*Problem to solve*:
Skip any picture you find and retype all the remaining lines exactly.

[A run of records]
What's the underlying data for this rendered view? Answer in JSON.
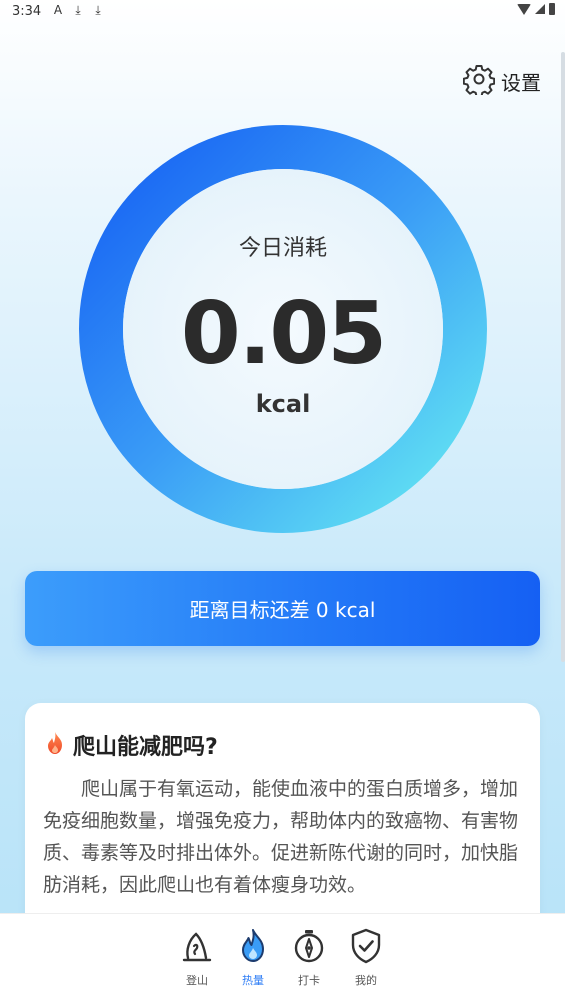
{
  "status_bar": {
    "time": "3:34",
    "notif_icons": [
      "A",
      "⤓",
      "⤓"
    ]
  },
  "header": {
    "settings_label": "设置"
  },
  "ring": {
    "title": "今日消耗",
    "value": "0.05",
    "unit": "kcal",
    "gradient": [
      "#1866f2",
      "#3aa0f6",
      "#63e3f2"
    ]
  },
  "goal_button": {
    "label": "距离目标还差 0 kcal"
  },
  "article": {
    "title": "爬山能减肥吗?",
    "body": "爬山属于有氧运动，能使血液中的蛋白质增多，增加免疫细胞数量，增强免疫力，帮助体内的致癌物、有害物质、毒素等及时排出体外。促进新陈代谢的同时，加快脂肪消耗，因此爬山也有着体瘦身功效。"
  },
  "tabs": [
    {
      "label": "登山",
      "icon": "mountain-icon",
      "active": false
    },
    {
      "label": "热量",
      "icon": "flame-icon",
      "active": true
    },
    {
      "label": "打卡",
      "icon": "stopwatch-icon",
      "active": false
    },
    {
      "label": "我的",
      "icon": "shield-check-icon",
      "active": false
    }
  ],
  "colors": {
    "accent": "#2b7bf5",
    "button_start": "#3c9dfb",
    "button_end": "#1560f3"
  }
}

*Task answer*:
What's the underlying data for this rendered view? Answer in JSON.
{
  "status_bar": {
    "time": "3:34",
    "notif_icons": [
      "A",
      "⤓",
      "⤓"
    ]
  },
  "header": {
    "settings_label": "设置"
  },
  "ring": {
    "title": "今日消耗",
    "value": "0.05",
    "unit": "kcal",
    "gradient": [
      "#1866f2",
      "#3aa0f6",
      "#63e3f2"
    ]
  },
  "goal_button": {
    "label": "距离目标还差 0 kcal"
  },
  "article": {
    "title": "爬山能减肥吗?",
    "body": "爬山属于有氧运动，能使血液中的蛋白质增多，增加免疫细胞数量，增强免疫力，帮助体内的致癌物、有害物质、毒素等及时排出体外。促进新陈代谢的同时，加快脂肪消耗，因此爬山也有着体瘦身功效。"
  },
  "tabs": [
    {
      "label": "登山",
      "icon": "mountain-icon",
      "active": false
    },
    {
      "label": "热量",
      "icon": "flame-icon",
      "active": true
    },
    {
      "label": "打卡",
      "icon": "stopwatch-icon",
      "active": false
    },
    {
      "label": "我的",
      "icon": "shield-check-icon",
      "active": false
    }
  ],
  "colors": {
    "accent": "#2b7bf5",
    "button_start": "#3c9dfb",
    "button_end": "#1560f3"
  }
}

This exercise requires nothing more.